Your instructions:
Each line of the material below should be reproduced exactly.

Record list:

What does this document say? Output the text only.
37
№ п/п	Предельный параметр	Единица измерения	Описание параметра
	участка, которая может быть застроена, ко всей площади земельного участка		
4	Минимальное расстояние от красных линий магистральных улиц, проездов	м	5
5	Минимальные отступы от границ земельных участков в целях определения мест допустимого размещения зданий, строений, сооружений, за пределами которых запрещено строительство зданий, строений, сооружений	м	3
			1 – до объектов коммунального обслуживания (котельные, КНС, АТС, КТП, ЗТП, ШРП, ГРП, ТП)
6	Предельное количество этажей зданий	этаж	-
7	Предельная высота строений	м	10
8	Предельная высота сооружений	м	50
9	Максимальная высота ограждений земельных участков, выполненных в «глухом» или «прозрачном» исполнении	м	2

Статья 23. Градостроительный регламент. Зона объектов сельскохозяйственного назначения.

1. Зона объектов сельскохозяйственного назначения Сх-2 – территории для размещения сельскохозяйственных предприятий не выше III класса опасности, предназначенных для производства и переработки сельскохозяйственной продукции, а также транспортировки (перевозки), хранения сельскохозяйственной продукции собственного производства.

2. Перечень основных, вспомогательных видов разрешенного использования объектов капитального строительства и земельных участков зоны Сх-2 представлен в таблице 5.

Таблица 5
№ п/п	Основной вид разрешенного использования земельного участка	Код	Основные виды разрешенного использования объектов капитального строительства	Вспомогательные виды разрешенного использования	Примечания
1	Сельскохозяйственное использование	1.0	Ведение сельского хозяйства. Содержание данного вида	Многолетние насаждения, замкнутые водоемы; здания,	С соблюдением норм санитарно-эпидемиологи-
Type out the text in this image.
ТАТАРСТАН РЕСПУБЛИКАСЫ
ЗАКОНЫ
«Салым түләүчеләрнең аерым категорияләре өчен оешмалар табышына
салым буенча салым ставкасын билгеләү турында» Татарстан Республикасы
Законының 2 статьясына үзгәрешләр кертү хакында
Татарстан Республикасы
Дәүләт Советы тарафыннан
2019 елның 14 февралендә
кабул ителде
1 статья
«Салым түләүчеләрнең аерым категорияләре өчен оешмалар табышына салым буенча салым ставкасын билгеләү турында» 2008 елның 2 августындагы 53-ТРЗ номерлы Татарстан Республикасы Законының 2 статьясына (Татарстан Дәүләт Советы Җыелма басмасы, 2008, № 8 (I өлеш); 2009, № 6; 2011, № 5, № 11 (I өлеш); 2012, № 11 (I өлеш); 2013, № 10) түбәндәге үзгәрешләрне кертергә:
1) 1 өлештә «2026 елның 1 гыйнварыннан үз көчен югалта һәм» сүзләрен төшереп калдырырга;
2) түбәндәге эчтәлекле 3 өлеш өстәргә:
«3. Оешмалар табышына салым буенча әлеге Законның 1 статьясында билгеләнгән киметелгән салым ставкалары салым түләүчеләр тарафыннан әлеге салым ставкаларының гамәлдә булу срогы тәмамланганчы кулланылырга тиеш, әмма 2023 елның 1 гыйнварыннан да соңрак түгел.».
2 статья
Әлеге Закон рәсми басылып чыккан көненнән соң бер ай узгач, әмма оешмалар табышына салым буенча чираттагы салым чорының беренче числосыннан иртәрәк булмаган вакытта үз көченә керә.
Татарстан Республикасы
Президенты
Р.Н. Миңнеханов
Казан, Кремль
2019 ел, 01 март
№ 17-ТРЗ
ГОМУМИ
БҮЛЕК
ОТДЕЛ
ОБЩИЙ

Completed exercise:
What does this document say? Output the text only.
37
№ п/п	Предельный параметр	Единица измерения	Описание параметра
	участка, которая может быть застроена, ко всей площади земельного участка		
4	Минимальное расстояние от красных линий магистральных улиц, проездов	м	5
5	Минимальные отступы от границ земельных участков в целях определения мест допустимого размещения зданий, строений, сооружений, за пределами которых запрещено строительство зданий, строений, сооружений	м	3
			1 – до объектов коммунального обслуживания (котельные, КНС, АТС, КТП, ЗТП, ШРП, ГРП, ТП)
6	Предельное количество этажей зданий	этаж	-
7	Предельная высота строений	м	10
8	Предельная высота сооружений	м	50
9	Максимальная высота ограждений земельных участков, выполненных в «глухом» или «прозрачном» исполнении	м	2

Статья 23. Градостроительный регламент. Зона объектов сельскохозяйственного назначения.

1. Зона объектов сельскохозяйственного назначения Сх-2 – территории для размещения сельскохозяйственных предприятий не выше III класса опасности, предназначенных для производства и переработки сельскохозяйственной продукции, а также транспортировки (перевозки), хранения сельскохозяйственной продукции собственного производства.

2. Перечень основных, вспомогательных видов разрешенного использования объектов капитального строительства и земельных участков зоны Сх-2 представлен в таблице 5.

Таблица 5
№ п/п	Основной вид разрешенного использования земельного участка	Код	Основные виды разрешенного использования объектов капитального строительства	Вспомогательные виды разрешенного использования	Примечания
1	Сельскохозяйственное использование	1.0	Ведение сельского хозяйства. Содержание данного вида	Многолетние насаждения, замкнутые водоемы; здания,	С соблюдением норм санитарно-эпидемиологи-
Type out the text in this image.
ТАТАРСТАН РЕСПУБЛИКАСЫ
ЗАКОНЫ
«Салым түләүчеләрнең аерым категорияләре өчен оешмалар табышына
салым буенча салым ставкасын билгеләү турында» Татарстан Республикасы
Законының 2 статьясына үзгәрешләр кертү хакында
Татарстан Республикасы
Дәүләт Советы тарафыннан
2019 елның 14 февралендә
кабул ителде
1 статья
«Салым түләүчеләрнең аерым категорияләре өчен оешмалар табышына салым буенча салым ставкасын билгеләү турында» 2008 елның 2 августындагы 53-ТРЗ номерлы Татарстан Республикасы Законының 2 статьясына (Татарстан Дәүләт Советы Җыелма басмасы, 2008, № 8 (I өлеш); 2009, № 6; 2011, № 5, № 11 (I өлеш); 2012, № 11 (I өлеш); 2013, № 10) түбәндәге үзгәрешләрне кертергә:
1) 1 өлештә «2026 елның 1 гыйнварыннан үз көчен югалта һәм» сүзләрен төшереп калдырырга;
2) түбәндәге эчтәлекле 3 өлеш өстәргә:
«3. Оешмалар табышына салым буенча әлеге Законның 1 статьясында билгеләнгән киметелгән салым ставкалары салым түләүчеләр тарафыннан әлеге салым ставкаларының гамәлдә булу срогы тәмамланганчы кулланылырга тиеш, әмма 2023 елның 1 гыйнварыннан да соңрак түгел.».
2 статья
Әлеге Закон рәсми басылып чыккан көненнән соң бер ай узгач, әмма оешмалар табышына салым буенча чираттагы салым чорының беренче числосыннан иртәрәк булмаган вакытта үз көченә керә.
Татарстан Республикасы
Президенты
Р.Н. Миңнеханов
Казан, Кремль
2019 ел, 01 март
№ 17-ТРЗ
ГОМУМИ
БҮЛЕК
ОТДЕЛ
ОБЩИЙ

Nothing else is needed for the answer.